* **TASK REQUIREMENTS**: Copy out only those lines running from the line with "Give me a plain-text" to the end of the listing, keeping each one exactly as it is.

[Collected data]
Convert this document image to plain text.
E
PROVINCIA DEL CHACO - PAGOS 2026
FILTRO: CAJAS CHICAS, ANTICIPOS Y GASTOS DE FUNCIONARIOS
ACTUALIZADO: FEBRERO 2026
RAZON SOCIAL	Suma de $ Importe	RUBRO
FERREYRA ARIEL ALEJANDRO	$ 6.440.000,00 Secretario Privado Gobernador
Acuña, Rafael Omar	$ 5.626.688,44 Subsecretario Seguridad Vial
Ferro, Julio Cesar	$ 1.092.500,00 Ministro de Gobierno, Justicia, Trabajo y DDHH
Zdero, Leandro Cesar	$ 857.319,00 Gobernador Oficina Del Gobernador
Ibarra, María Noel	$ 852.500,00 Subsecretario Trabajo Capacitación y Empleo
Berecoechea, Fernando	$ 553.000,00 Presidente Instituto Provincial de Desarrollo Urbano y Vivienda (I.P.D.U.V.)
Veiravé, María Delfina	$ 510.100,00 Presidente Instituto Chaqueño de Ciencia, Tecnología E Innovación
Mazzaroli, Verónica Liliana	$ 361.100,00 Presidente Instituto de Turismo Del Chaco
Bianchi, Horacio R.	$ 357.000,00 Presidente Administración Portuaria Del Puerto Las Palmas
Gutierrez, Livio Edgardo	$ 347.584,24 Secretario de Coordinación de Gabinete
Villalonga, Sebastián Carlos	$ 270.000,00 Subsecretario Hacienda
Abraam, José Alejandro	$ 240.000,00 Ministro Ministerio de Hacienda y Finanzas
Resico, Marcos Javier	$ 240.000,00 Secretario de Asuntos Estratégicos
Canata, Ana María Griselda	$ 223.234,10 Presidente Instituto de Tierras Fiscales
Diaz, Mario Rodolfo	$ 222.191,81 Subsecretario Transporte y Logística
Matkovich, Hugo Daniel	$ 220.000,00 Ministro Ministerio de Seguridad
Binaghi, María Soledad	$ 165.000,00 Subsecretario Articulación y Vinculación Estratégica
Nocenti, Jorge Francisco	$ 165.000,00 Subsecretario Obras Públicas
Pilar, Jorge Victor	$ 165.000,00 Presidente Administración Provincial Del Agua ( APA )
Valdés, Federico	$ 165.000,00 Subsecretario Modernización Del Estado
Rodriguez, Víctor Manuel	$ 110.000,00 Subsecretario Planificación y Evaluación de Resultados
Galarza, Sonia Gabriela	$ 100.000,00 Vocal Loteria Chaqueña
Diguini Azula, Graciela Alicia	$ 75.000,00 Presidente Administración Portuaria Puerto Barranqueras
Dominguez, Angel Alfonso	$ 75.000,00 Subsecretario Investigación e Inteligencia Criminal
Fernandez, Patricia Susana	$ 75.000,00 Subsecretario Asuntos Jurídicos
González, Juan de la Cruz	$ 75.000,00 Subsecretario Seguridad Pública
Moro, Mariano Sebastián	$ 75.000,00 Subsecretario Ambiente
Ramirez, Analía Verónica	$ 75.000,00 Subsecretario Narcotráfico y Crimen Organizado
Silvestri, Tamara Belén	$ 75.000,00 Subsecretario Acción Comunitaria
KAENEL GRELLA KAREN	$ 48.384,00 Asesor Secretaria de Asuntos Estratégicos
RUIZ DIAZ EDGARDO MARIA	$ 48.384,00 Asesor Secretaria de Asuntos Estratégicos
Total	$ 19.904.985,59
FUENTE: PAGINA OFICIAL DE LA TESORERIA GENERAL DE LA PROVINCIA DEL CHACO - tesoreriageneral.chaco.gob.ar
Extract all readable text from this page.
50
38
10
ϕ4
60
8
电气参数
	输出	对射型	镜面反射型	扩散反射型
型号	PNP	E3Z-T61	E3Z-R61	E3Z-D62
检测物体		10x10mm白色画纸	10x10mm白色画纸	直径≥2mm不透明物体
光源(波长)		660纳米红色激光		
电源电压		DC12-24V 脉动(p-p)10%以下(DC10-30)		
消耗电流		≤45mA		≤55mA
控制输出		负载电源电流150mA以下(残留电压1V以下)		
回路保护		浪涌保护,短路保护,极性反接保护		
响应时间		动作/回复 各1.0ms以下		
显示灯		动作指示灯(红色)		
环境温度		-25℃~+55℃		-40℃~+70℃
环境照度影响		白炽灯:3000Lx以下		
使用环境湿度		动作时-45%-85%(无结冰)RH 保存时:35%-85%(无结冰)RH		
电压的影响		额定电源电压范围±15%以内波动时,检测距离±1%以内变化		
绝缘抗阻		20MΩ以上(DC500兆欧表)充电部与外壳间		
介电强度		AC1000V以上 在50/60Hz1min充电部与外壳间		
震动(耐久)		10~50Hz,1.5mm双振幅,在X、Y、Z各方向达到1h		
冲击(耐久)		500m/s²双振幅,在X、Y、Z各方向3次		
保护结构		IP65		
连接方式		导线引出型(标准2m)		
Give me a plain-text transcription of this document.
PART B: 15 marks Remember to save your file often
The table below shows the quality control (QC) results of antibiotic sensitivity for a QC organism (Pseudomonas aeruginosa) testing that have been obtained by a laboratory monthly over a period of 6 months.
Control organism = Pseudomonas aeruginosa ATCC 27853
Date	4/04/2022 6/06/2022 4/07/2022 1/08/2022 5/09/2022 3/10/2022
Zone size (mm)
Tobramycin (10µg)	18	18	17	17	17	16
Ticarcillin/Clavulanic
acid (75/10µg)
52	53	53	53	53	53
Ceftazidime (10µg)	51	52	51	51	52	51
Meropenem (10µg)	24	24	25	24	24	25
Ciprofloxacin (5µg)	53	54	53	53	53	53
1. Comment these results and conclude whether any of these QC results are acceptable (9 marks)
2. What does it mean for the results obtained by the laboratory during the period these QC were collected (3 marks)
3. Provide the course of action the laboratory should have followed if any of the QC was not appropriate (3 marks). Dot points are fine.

* **FULL ANSWER**:
Give me a plain-text transcription of this document.
PART B: 15 marks Remember to save your file often
The table below shows the quality control (QC) results of antibiotic sensitivity for a QC organism (Pseudomonas aeruginosa) testing that have been obtained by a laboratory monthly over a period of 6 months.
Control organism = Pseudomonas aeruginosa ATCC 27853
Date	4/04/2022 6/06/2022 4/07/2022 1/08/2022 5/09/2022 3/10/2022
Zone size (mm)
Tobramycin (10µg)	18	18	17	17	17	16
Ticarcillin/Clavulanic
acid (75/10µg)
52	53	53	53	53	53
Ceftazidime (10µg)	51	52	51	51	52	51
Meropenem (10µg)	24	24	25	24	24	25
Ciprofloxacin (5µg)	53	54	53	53	53	53
1. Comment these results and conclude whether any of these QC results are acceptable (9 marks)
2. What does it mean for the results obtained by the laboratory during the period these QC were collected (3 marks)
3. Provide the course of action the laboratory should have followed if any of the QC was not appropriate (3 marks). Dot points are fine.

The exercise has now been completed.